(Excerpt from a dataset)

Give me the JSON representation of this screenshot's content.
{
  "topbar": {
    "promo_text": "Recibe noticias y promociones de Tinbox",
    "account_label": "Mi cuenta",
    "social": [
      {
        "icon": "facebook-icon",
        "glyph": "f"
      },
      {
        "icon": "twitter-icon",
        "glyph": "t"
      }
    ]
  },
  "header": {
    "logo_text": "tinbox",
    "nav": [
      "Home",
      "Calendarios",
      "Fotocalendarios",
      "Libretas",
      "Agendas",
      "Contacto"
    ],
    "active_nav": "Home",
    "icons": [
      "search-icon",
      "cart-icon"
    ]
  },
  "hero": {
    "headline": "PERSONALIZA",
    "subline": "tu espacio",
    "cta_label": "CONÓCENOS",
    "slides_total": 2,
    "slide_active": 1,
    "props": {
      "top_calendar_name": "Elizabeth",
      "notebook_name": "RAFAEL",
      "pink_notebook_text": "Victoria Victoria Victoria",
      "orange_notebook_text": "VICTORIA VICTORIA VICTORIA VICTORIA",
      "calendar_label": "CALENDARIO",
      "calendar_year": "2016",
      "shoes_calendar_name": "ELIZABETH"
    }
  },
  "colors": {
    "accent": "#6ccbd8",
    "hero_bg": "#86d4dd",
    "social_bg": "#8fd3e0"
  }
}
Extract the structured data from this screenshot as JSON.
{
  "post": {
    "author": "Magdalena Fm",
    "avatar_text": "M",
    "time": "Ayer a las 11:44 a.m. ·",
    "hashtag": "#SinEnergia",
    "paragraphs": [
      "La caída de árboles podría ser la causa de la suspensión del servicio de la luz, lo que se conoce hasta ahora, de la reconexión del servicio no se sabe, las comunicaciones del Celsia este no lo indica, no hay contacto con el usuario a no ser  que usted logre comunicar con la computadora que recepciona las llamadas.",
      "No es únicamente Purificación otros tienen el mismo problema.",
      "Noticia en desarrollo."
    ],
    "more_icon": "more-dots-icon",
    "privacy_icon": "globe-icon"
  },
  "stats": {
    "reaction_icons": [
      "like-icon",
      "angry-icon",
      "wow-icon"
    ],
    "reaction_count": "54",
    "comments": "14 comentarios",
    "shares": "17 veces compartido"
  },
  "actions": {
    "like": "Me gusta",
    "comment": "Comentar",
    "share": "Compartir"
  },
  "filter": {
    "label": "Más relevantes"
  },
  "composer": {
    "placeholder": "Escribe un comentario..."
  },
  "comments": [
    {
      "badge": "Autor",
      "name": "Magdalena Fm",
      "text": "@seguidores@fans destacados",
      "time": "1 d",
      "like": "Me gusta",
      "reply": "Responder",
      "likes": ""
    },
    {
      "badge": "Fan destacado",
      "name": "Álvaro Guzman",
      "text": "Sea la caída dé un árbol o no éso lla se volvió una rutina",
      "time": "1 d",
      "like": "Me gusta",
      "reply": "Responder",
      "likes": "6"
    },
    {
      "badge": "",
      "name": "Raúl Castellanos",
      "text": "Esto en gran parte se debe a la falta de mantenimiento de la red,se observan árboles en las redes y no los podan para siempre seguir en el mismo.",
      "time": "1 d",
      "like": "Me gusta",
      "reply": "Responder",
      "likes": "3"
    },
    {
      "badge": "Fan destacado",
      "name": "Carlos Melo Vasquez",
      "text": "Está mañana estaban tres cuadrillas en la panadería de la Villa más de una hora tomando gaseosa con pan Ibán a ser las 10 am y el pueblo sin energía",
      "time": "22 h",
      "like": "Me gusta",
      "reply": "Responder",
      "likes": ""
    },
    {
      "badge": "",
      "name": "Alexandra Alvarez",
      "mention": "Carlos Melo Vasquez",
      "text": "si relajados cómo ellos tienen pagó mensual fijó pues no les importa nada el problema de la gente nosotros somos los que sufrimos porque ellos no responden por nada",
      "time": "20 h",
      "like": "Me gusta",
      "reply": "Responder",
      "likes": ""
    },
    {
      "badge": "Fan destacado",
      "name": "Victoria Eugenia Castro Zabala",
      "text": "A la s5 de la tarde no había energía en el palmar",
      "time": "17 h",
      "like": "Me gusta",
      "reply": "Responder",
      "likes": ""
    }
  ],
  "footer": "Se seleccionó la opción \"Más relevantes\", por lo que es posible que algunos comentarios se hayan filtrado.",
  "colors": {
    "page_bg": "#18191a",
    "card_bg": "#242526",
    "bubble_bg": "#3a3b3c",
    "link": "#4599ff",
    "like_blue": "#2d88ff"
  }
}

WRITTEN PROBLEM:
Your task is to transcribe the listing above in full, exactly as given.

RESULT BELOW:
Give me the JSON representation of this screenshot's content.
{
  "topbar": {
    "promo_text": "Recibe noticias y promociones de Tinbox",
    "account_label": "Mi cuenta",
    "social": [
      {
        "icon": "facebook-icon",
        "glyph": "f"
      },
      {
        "icon": "twitter-icon",
        "glyph": "t"
      }
    ]
  },
  "header": {
    "logo_text": "tinbox",
    "nav": [
      "Home",
      "Calendarios",
      "Fotocalendarios",
      "Libretas",
      "Agendas",
      "Contacto"
    ],
    "active_nav": "Home",
    "icons": [
      "search-icon",
      "cart-icon"
    ]
  },
  "hero": {
    "headline": "PERSONALIZA",
    "subline": "tu espacio",
    "cta_label": "CONÓCENOS",
    "slides_total": 2,
    "slide_active": 1,
    "props": {
      "top_calendar_name": "Elizabeth",
      "notebook_name": "RAFAEL",
      "pink_notebook_text": "Victoria Victoria Victoria",
      "orange_notebook_text": "VICTORIA VICTORIA VICTORIA VICTORIA",
      "calendar_label": "CALENDARIO",
      "calendar_year": "2016",
      "shoes_calendar_name": "ELIZABETH"
    }
  },
  "colors": {
    "accent": "#6ccbd8",
    "hero_bg": "#86d4dd",
    "social_bg": "#8fd3e0"
  }
}
Extract the structured data from this screenshot as JSON.
{
  "post": {
    "author": "Magdalena Fm",
    "avatar_text": "M",
    "time": "Ayer a las 11:44 a.m. ·",
    "hashtag": "#SinEnergia",
    "paragraphs": [
      "La caída de árboles podría ser la causa de la suspensión del servicio de la luz, lo que se conoce hasta ahora, de la reconexión del servicio no se sabe, las comunicaciones del Celsia este no lo indica, no hay contacto con el usuario a no ser  que usted logre comunicar con la computadora que recepciona las llamadas.",
      "No es únicamente Purificación otros tienen el mismo problema.",
      "Noticia en desarrollo."
    ],
    "more_icon": "more-dots-icon",
    "privacy_icon": "globe-icon"
  },
  "stats": {
    "reaction_icons": [
      "like-icon",
      "angry-icon",
      "wow-icon"
    ],
    "reaction_count": "54",
    "comments": "14 comentarios",
    "shares": "17 veces compartido"
  },
  "actions": {
    "like": "Me gusta",
    "comment": "Comentar",
    "share": "Compartir"
  },
  "filter": {
    "label": "Más relevantes"
  },
  "composer": {
    "placeholder": "Escribe un comentario..."
  },
  "comments": [
    {
      "badge": "Autor",
      "name": "Magdalena Fm",
      "text": "@seguidores@fans destacados",
      "time": "1 d",
      "like": "Me gusta",
      "reply": "Responder",
      "likes": ""
    },
    {
      "badge": "Fan destacado",
      "name": "Álvaro Guzman",
      "text": "Sea la caída dé un árbol o no éso lla se volvió una rutina",
      "time": "1 d",
      "like": "Me gusta",
      "reply": "Responder",
      "likes": "6"
    },
    {
      "badge": "",
      "name": "Raúl Castellanos",
      "text": "Esto en gran parte se debe a la falta de mantenimiento de la red,se observan árboles en las redes y no los podan para siempre seguir en el mismo.",
      "time": "1 d",
      "like": "Me gusta",
      "reply": "Responder",
      "likes": "3"
    },
    {
      "badge": "Fan destacado",
      "name": "Carlos Melo Vasquez",
      "text": "Está mañana estaban tres cuadrillas en la panadería de la Villa más de una hora tomando gaseosa con pan Ibán a ser las 10 am y el pueblo sin energía",
      "time": "22 h",
      "like": "Me gusta",
      "reply": "Responder",
      "likes": ""
    },
    {
      "badge": "",
      "name": "Alexandra Alvarez",
      "mention": "Carlos Melo Vasquez",
      "text": "si relajados cómo ellos tienen pagó mensual fijó pues no les importa nada el problema de la gente nosotros somos los que sufrimos porque ellos no responden por nada",
      "time": "20 h",
      "like": "Me gusta",
      "reply": "Responder",
      "likes": ""
    },
    {
      "badge": "Fan destacado",
      "name": "Victoria Eugenia Castro Zabala",
      "text": "A la s5 de la tarde no había energía en el palmar",
      "time": "17 h",
      "like": "Me gusta",
      "reply": "Responder",
      "likes": ""
    }
  ],
  "footer": "Se seleccionó la opción \"Más relevantes\", por lo que es posible que algunos comentarios se hayan filtrado.",
  "colors": {
    "page_bg": "#18191a",
    "card_bg": "#242526",
    "bubble_bg": "#3a3b3c",
    "link": "#4599ff",
    "like_blue": "#2d88ff"
  }
}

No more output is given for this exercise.